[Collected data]
-*-*-

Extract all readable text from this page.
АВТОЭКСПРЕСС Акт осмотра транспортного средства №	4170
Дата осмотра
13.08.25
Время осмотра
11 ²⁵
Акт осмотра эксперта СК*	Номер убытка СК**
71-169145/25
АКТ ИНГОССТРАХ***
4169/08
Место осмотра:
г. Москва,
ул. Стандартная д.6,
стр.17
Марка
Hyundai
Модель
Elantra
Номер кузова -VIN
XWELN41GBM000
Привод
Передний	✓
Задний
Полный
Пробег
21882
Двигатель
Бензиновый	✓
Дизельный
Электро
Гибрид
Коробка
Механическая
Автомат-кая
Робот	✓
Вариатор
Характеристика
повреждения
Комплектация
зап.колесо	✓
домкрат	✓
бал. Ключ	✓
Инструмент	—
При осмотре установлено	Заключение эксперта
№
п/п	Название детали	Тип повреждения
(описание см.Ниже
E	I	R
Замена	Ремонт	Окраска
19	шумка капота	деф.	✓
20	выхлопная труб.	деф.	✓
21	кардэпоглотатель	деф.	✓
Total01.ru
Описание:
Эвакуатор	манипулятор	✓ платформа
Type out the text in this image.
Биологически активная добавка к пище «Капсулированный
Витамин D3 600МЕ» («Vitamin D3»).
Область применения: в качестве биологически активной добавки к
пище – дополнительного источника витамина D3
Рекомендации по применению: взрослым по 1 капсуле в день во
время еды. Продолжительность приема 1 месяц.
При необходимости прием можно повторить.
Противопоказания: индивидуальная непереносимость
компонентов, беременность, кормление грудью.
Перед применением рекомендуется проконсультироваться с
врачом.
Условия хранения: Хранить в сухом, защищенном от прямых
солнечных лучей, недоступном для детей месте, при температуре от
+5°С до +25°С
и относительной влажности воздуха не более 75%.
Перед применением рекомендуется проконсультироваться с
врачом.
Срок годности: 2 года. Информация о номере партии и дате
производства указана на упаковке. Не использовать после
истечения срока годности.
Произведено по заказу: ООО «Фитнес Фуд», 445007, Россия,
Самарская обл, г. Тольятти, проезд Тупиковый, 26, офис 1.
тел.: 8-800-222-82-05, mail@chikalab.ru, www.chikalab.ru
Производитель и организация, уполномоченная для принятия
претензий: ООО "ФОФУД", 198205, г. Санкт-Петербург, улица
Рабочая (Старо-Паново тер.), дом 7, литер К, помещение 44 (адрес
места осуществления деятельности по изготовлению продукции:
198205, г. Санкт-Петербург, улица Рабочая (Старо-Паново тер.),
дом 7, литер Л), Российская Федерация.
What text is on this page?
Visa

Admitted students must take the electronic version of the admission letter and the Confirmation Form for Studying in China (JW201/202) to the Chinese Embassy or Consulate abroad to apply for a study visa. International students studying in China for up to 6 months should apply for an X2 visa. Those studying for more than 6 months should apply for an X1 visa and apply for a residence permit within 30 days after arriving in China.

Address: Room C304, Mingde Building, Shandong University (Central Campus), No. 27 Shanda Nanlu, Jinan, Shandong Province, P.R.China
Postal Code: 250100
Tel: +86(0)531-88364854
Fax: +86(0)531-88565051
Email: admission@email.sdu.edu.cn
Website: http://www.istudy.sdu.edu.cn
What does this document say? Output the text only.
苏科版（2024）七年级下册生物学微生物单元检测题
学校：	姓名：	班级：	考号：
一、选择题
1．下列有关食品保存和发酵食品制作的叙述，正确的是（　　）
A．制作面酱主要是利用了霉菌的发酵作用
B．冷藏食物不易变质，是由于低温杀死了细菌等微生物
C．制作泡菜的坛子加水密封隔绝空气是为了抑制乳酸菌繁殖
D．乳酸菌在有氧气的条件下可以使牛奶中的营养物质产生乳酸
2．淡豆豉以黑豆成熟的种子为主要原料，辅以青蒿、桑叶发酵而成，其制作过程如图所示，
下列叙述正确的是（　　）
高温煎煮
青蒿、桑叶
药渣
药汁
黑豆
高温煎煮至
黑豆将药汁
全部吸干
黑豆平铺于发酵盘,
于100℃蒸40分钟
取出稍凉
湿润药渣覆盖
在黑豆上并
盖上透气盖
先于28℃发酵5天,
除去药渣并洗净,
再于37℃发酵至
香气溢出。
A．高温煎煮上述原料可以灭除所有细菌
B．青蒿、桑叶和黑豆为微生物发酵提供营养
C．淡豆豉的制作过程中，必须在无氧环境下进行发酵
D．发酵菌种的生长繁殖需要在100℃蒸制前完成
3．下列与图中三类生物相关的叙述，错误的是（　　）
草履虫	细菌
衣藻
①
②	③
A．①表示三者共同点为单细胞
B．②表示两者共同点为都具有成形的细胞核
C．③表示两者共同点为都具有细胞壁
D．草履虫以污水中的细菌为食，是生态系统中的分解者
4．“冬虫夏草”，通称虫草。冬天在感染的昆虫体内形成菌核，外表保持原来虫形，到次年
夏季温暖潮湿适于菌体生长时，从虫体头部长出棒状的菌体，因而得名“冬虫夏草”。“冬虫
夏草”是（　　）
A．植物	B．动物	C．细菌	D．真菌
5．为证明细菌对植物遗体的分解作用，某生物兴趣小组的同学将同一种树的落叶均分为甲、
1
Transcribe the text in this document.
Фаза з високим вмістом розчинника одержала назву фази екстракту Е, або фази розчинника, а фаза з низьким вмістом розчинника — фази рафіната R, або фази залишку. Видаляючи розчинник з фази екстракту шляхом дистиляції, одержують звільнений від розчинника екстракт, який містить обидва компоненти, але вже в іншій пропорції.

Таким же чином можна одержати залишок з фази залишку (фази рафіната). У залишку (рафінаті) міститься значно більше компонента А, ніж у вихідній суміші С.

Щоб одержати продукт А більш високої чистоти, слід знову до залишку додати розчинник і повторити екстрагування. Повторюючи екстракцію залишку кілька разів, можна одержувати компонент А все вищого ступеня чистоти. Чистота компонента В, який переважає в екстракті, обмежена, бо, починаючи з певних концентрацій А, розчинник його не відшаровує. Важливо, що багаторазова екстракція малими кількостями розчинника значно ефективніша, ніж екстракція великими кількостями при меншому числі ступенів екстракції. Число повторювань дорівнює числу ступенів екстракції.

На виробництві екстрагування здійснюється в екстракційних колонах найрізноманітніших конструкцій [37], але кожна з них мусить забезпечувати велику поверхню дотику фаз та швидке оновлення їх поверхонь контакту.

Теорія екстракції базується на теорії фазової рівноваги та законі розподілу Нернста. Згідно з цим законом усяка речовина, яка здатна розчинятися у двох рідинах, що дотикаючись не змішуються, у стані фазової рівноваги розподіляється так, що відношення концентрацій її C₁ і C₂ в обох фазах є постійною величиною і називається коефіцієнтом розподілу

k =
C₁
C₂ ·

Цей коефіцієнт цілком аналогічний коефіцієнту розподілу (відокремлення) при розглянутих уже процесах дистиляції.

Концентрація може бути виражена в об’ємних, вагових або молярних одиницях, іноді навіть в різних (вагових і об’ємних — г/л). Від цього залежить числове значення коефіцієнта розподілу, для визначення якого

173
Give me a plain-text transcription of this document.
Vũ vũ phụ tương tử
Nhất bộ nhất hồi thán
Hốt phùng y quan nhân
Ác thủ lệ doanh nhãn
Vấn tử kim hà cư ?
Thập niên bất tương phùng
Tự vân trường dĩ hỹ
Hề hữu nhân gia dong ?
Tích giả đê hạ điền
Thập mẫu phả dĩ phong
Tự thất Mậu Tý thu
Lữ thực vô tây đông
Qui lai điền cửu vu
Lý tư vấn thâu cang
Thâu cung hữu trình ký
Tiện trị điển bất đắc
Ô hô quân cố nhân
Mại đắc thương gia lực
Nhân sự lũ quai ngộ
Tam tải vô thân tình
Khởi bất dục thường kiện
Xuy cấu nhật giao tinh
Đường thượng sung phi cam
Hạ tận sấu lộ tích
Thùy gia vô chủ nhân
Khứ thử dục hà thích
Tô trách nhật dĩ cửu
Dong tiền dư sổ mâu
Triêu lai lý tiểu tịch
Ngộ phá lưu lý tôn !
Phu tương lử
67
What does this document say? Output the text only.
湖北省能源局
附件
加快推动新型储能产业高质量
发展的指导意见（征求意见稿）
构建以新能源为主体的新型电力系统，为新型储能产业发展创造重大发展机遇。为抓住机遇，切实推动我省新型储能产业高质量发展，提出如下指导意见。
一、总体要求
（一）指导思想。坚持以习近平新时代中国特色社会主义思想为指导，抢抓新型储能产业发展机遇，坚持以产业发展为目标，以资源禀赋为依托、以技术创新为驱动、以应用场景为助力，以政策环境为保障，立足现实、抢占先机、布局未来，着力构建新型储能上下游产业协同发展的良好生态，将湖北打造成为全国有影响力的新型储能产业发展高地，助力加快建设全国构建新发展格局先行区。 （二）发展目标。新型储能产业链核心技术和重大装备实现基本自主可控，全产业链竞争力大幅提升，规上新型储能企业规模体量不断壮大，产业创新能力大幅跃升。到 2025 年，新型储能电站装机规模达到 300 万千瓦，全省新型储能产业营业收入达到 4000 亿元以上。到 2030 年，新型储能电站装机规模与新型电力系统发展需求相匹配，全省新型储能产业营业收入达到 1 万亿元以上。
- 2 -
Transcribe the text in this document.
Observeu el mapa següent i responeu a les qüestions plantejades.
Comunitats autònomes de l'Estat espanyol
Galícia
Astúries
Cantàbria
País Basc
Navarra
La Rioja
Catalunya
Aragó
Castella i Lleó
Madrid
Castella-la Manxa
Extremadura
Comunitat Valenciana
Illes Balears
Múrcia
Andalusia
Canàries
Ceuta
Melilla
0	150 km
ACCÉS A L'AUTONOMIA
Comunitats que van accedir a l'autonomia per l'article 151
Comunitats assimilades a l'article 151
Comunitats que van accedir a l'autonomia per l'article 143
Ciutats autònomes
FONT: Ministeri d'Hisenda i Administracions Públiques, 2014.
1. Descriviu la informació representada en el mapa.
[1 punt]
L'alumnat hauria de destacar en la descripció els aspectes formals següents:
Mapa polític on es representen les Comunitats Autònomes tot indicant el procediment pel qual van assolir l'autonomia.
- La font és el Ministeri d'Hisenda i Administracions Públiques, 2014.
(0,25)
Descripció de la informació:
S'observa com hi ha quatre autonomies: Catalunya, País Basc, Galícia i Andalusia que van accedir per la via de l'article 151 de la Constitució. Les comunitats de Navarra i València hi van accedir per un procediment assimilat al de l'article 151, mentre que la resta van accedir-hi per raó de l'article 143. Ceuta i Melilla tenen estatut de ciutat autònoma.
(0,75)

-*-*-

Written task ▸
Report each line in the preceding entries that holds the string "País".

Solution to this exercise ▸
País Basc
S'observa com hi ha quatre autonomies: Catalunya, País Basc, Galícia i Andalusia que van accedir per la via de l'article 151 de la Constitució. Les comunitats de Navarra i València hi van accedir per un procediment assimilat al de l'article 151, mentre que la resta van accedir-hi per raó de l'article 143. Ceuta i Melilla tenen estatut de ciutat autònoma.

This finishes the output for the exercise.